**STATED EXERCISE**
What number of lines in the material contain the word "STNR"? Give that number alone.

-------------------------

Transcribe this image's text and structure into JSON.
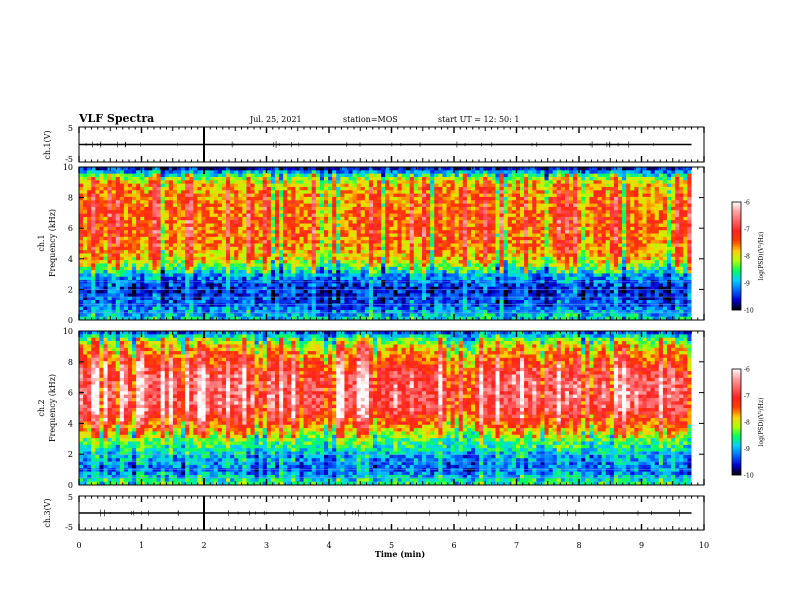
{
  "header": {
    "title": "VLF Spectra",
    "date": "Jul. 25, 2021",
    "station": "station=MOS",
    "start_ut": "start  UT =   12: 50: 1"
  },
  "colorbar": {
    "label": "log(PSD)(V²/Hz)",
    "ticks": [
      "-6",
      "-7",
      "-8",
      "-9",
      "-10"
    ],
    "range": [
      -10,
      -6
    ],
    "colors": [
      "#000000",
      "#0000d0",
      "#0064ff",
      "#00d0ff",
      "#00ff60",
      "#b0ff00",
      "#ffd000",
      "#ff4000",
      "#ff2020",
      "#ff6060",
      "#ffa0a0",
      "#ffffff"
    ]
  },
  "chart_data": [
    {
      "type": "line",
      "panel": "ch1-waveform",
      "ylabel": "ch.1(V)",
      "ylim": [
        -5,
        5
      ],
      "yticks": [
        "5",
        "-5"
      ],
      "x": [
        0,
        9.8
      ],
      "y": [
        0,
        0
      ]
    },
    {
      "type": "heatmap",
      "panel": "ch1-spectrogram",
      "ylabel": "ch.1\nFrequency (kHz)",
      "ylim": [
        0,
        10
      ],
      "yticks": [
        "10",
        "8",
        "6",
        "4",
        "2",
        "0"
      ],
      "xlim": [
        0,
        9.8
      ],
      "value_range": [
        -10,
        -6
      ],
      "band_profile_khz": [
        0,
        1,
        2,
        3,
        4,
        5,
        6,
        7,
        8,
        9,
        9.5,
        10
      ],
      "band_profile_logpsd": [
        -8.8,
        -9.4,
        -9.6,
        -9.1,
        -8.0,
        -7.7,
        -7.6,
        -7.6,
        -7.7,
        -8.0,
        -8.8,
        -9.8
      ],
      "narrowband_lines_khz": [
        0.5,
        1.0,
        1.5,
        2.0,
        2.5
      ]
    },
    {
      "type": "heatmap",
      "panel": "ch2-spectrogram",
      "ylabel": "ch.2\nFrequency (kHz)",
      "ylim": [
        0,
        10
      ],
      "yticks": [
        "10",
        "8",
        "6",
        "4",
        "2",
        "0"
      ],
      "xlim": [
        0,
        9.8
      ],
      "value_range": [
        -10,
        -6
      ],
      "band_profile_khz": [
        0,
        1,
        2,
        3,
        4,
        5,
        6,
        7,
        8,
        9,
        9.5,
        10
      ],
      "band_profile_logpsd": [
        -8.6,
        -9.3,
        -9.0,
        -8.4,
        -7.5,
        -6.9,
        -6.8,
        -6.9,
        -7.4,
        -8.0,
        -8.6,
        -9.4
      ],
      "narrowband_lines_khz": [
        0.5,
        1.0,
        1.5,
        2.0
      ]
    },
    {
      "type": "line",
      "panel": "ch3-waveform",
      "ylabel": "ch.3(V)",
      "ylim": [
        -5,
        5
      ],
      "yticks": [
        "5",
        "-5"
      ],
      "x": [
        0,
        9.8
      ],
      "y": [
        0,
        0
      ]
    }
  ],
  "xaxis": {
    "label": "Time (min)",
    "ticks": [
      "0",
      "1",
      "2",
      "3",
      "4",
      "5",
      "6",
      "7",
      "8",
      "9",
      "10"
    ],
    "range": [
      0,
      10
    ]
  }
}
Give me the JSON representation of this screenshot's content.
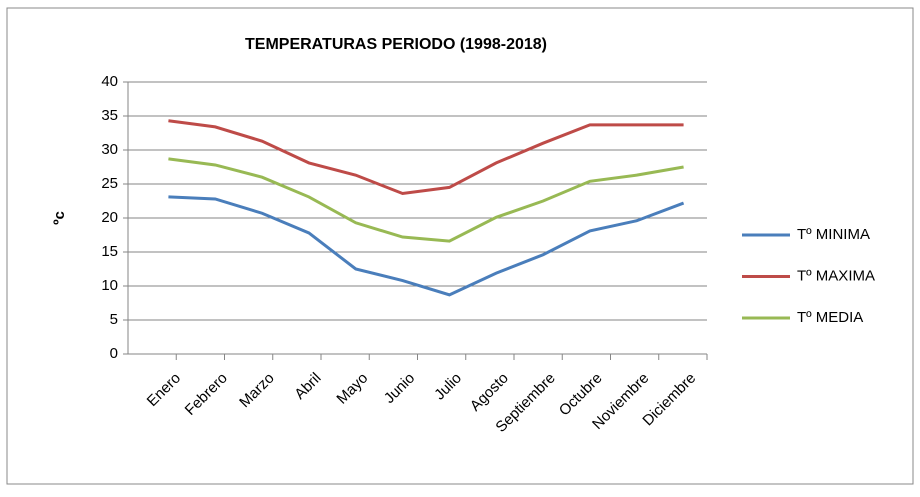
{
  "chart_data": {
    "type": "line",
    "title": "TEMPERATURAS PERIODO  (1998-2018)",
    "y_label": "ºc",
    "categories": [
      "Enero",
      "Febrero",
      "Marzo",
      "Abril",
      "Mayo",
      "Junio",
      "Julio",
      "Agosto",
      "Septiembre",
      "Octubre",
      "Noviembre",
      "Diciembre"
    ],
    "series": [
      {
        "name": "Tº MINIMA",
        "color": "#4a7ebb",
        "values": [
          23.1,
          22.8,
          20.7,
          17.8,
          12.5,
          10.8,
          8.7,
          11.9,
          14.6,
          18.1,
          19.6,
          22.2
        ]
      },
      {
        "name": "Tº MAXIMA",
        "color": "#be4b48",
        "values": [
          34.3,
          33.4,
          31.3,
          28.1,
          26.3,
          23.6,
          24.5,
          28.1,
          31.0,
          33.7,
          33.7,
          33.7
        ]
      },
      {
        "name": "Tº MEDIA",
        "color": "#98b954",
        "values": [
          28.7,
          27.8,
          26.0,
          23.1,
          19.3,
          17.2,
          16.6,
          20.1,
          22.5,
          25.4,
          26.3,
          27.5
        ]
      }
    ],
    "ylim": [
      0,
      40
    ],
    "yticks": [
      0,
      5,
      10,
      15,
      20,
      25,
      30,
      35,
      40
    ],
    "grid": true,
    "legend": "right"
  }
}
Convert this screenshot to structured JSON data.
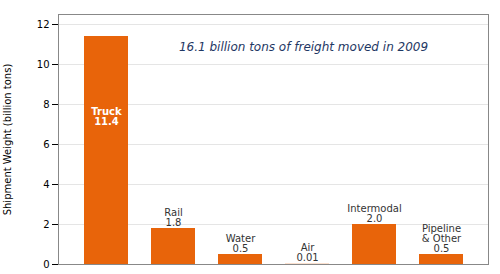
{
  "chart_data": {
    "type": "bar",
    "categories": [
      "Truck",
      "Rail",
      "Water",
      "Air",
      "Intermodal",
      "Pipeline\n& Other"
    ],
    "values": [
      11.4,
      1.8,
      0.5,
      0.01,
      2.0,
      0.5
    ],
    "value_labels": [
      "11.4",
      "1.8",
      "0.5",
      "0.01",
      "2.0",
      "0.5"
    ],
    "data_labels": true,
    "color": "#E8640A",
    "ylabel": "Shipment Weight (billion tons)",
    "annotation": "16.1 billion tons of freight moved in 2009",
    "ylim": [
      0,
      12.5
    ],
    "yticks": [
      0,
      2,
      4,
      6,
      8,
      10,
      12
    ],
    "grid": true,
    "tick_labels": "y"
  }
}
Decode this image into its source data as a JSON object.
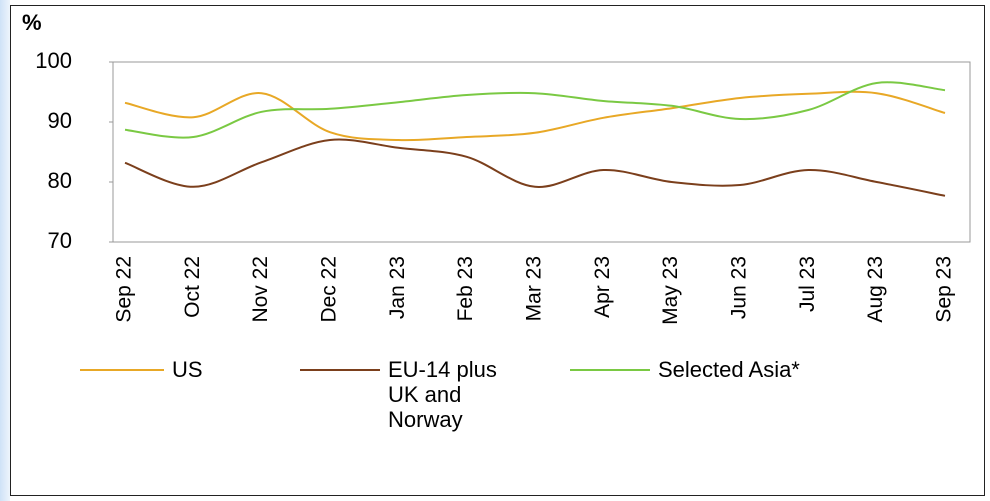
{
  "chart_data": {
    "type": "line",
    "y_label": "%",
    "categories": [
      "Sep 22",
      "Oct 22",
      "Nov 22",
      "Dec 22",
      "Jan 23",
      "Feb 23",
      "Mar 23",
      "Apr 23",
      "May 23",
      "Jun 23",
      "Jul 23",
      "Aug 23",
      "Sep 23"
    ],
    "series": [
      {
        "name": "US",
        "color": "#e8a826",
        "values": [
          93.2,
          90.8,
          94.8,
          88.3,
          87,
          87.5,
          88.2,
          90.7,
          92.3,
          94,
          94.7,
          94.8,
          91.5
        ]
      },
      {
        "name": "EU-14 plus UK and Norway",
        "color": "#7b3f1c",
        "values": [
          83.2,
          79.2,
          83.3,
          87,
          85.7,
          84.2,
          79.2,
          82,
          80,
          79.5,
          82,
          80,
          77.7
        ]
      },
      {
        "name": "Selected Asia*",
        "color": "#7ac943",
        "values": [
          88.7,
          87.5,
          91.7,
          92.2,
          93.3,
          94.5,
          94.8,
          93.5,
          92.7,
          90.5,
          92,
          96.5,
          95.3
        ]
      }
    ],
    "ylim": [
      70,
      100
    ],
    "yticks": [
      70,
      80,
      90,
      100
    ],
    "grid": false
  }
}
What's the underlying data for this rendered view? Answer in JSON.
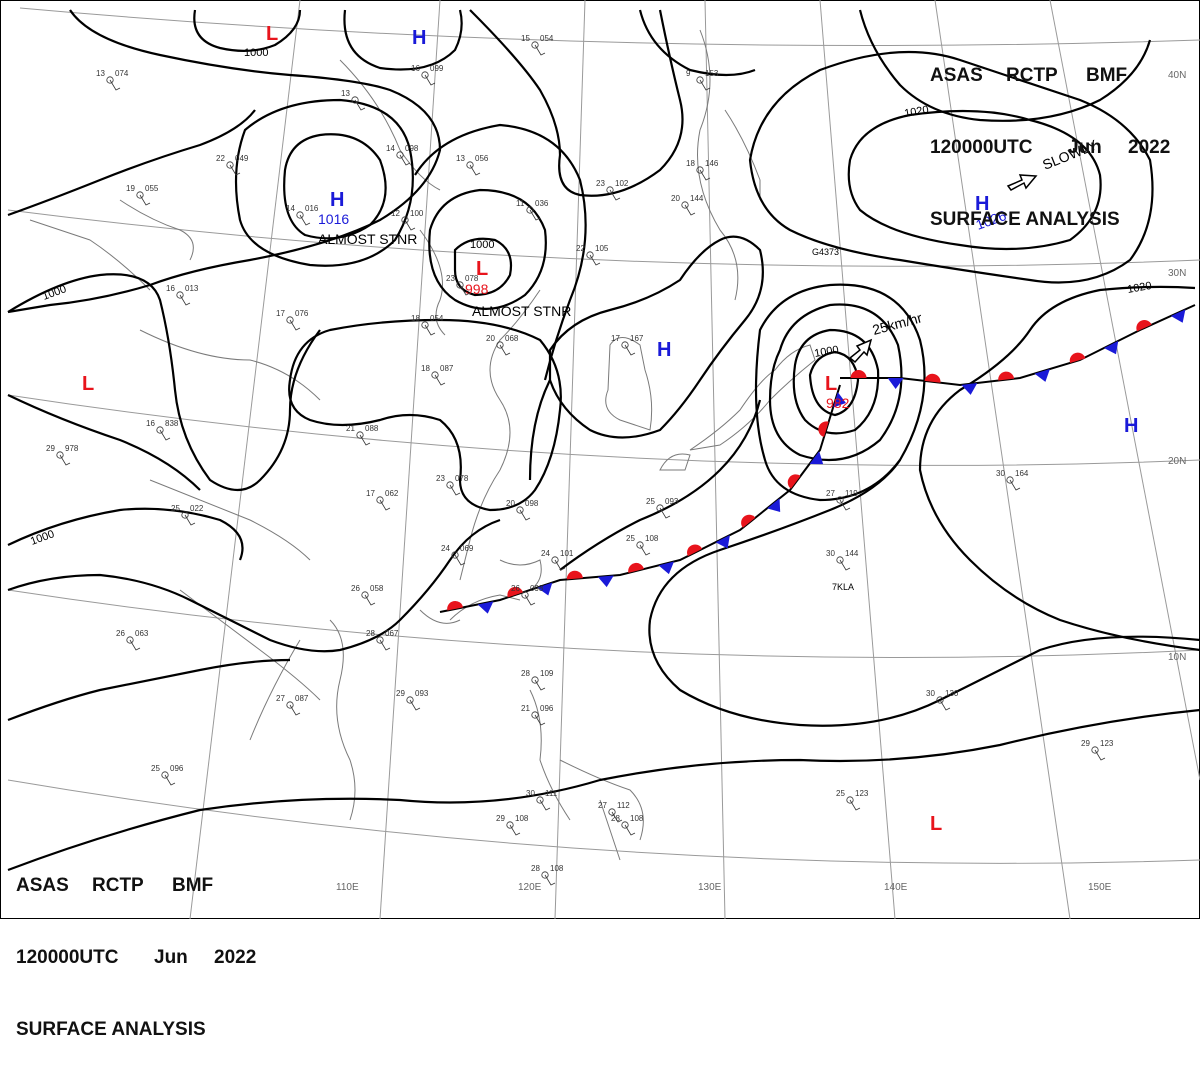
{
  "header": {
    "agency": "ASAS",
    "station": "RCTP",
    "office": "BMF",
    "time": "120000UTC",
    "month": "Jun",
    "year": "2022",
    "title": "SURFACE ANALYSIS"
  },
  "latitude_labels": [
    "40N",
    "30N",
    "20N",
    "10N"
  ],
  "longitude_labels": [
    "110E",
    "120E",
    "130E",
    "140E",
    "150E"
  ],
  "pressure_centers": [
    {
      "type": "L",
      "color": "#e8141c"
    },
    {
      "type": "H",
      "color": "#1a1ad8"
    },
    {
      "type": "H",
      "value": "1016",
      "color": "#1a1ad8"
    },
    {
      "type": "L",
      "value": "998",
      "color": "#e8141c"
    },
    {
      "type": "L",
      "color": "#e8141c"
    },
    {
      "type": "H",
      "color": "#1a1ad8"
    },
    {
      "type": "H",
      "value": "1026",
      "color": "#1a1ad8"
    },
    {
      "type": "L",
      "value": "982",
      "color": "#e8141c"
    },
    {
      "type": "H",
      "color": "#1a1ad8"
    },
    {
      "type": "L",
      "color": "#e8141c"
    }
  ],
  "isobar_labels": [
    "1000",
    "1000",
    "1000",
    "1000",
    "1000",
    "1020",
    "1020"
  ],
  "annotations": {
    "almost_stnr_1": "ALMOST STNR",
    "almost_stnr_2": "ALMOST STNR",
    "slowly": "SLOWLY",
    "speed": "25km/hr",
    "ship_1": "7KLA",
    "ship_2": "G4373"
  },
  "station_reports": [
    {
      "t": "13",
      "p": "074"
    },
    {
      "t": "16",
      "p": "099"
    },
    {
      "t": "13",
      "p": ""
    },
    {
      "t": "15",
      "p": "054"
    },
    {
      "t": "14",
      "p": "098"
    },
    {
      "t": "13",
      "p": "056"
    },
    {
      "t": "22",
      "p": "049"
    },
    {
      "t": "19",
      "p": "055"
    },
    {
      "t": "14",
      "p": "016"
    },
    {
      "t": "12",
      "p": "100"
    },
    {
      "t": "11",
      "p": "036"
    },
    {
      "t": "23",
      "p": "102"
    },
    {
      "t": "20",
      "p": "144"
    },
    {
      "t": "18",
      "p": "146"
    },
    {
      "t": "9",
      "p": "153"
    },
    {
      "t": "16",
      "p": "013"
    },
    {
      "t": "17",
      "p": "076"
    },
    {
      "t": "18",
      "p": "054"
    },
    {
      "t": "20",
      "p": "068"
    },
    {
      "t": "18",
      "p": "087"
    },
    {
      "t": "22",
      "p": "105"
    },
    {
      "t": "17",
      "p": "167"
    },
    {
      "t": "21",
      "p": "088"
    },
    {
      "t": "16",
      "p": "838"
    },
    {
      "t": "29",
      "p": "978"
    },
    {
      "t": "25",
      "p": "022"
    },
    {
      "t": "23",
      "p": "078"
    },
    {
      "t": "17",
      "p": "062"
    },
    {
      "t": "20",
      "p": "098"
    },
    {
      "t": "24",
      "p": "069"
    },
    {
      "t": "24",
      "p": "101"
    },
    {
      "t": "25",
      "p": "108"
    },
    {
      "t": "25",
      "p": "093"
    },
    {
      "t": "26",
      "p": "098"
    },
    {
      "t": "26",
      "p": "058"
    },
    {
      "t": "28",
      "p": "067"
    },
    {
      "t": "26",
      "p": "063"
    },
    {
      "t": "27",
      "p": "087"
    },
    {
      "t": "29",
      "p": "093"
    },
    {
      "t": "25",
      "p": "096"
    },
    {
      "t": "28",
      "p": "109"
    },
    {
      "t": "21",
      "p": "096"
    },
    {
      "t": "30",
      "p": "111"
    },
    {
      "t": "29",
      "p": "108"
    },
    {
      "t": "27",
      "p": "112"
    },
    {
      "t": "28",
      "p": "108"
    },
    {
      "t": "28",
      "p": "108"
    },
    {
      "t": "30",
      "p": "144"
    },
    {
      "t": "27",
      "p": "119"
    },
    {
      "t": "30",
      "p": "164"
    },
    {
      "t": "30",
      "p": "130"
    },
    {
      "t": "29",
      "p": "123"
    },
    {
      "t": "25",
      "p": "123"
    },
    {
      "t": "23",
      "p": "078"
    }
  ],
  "colors": {
    "warm_front": "#e8141c",
    "cold_front": "#1a1ad8",
    "isobar": "#000000",
    "coast": "#7a7a7a",
    "grid": "#9a9a9a"
  }
}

-------------------------

**SOLUTION TO THIS EXERCISE**
2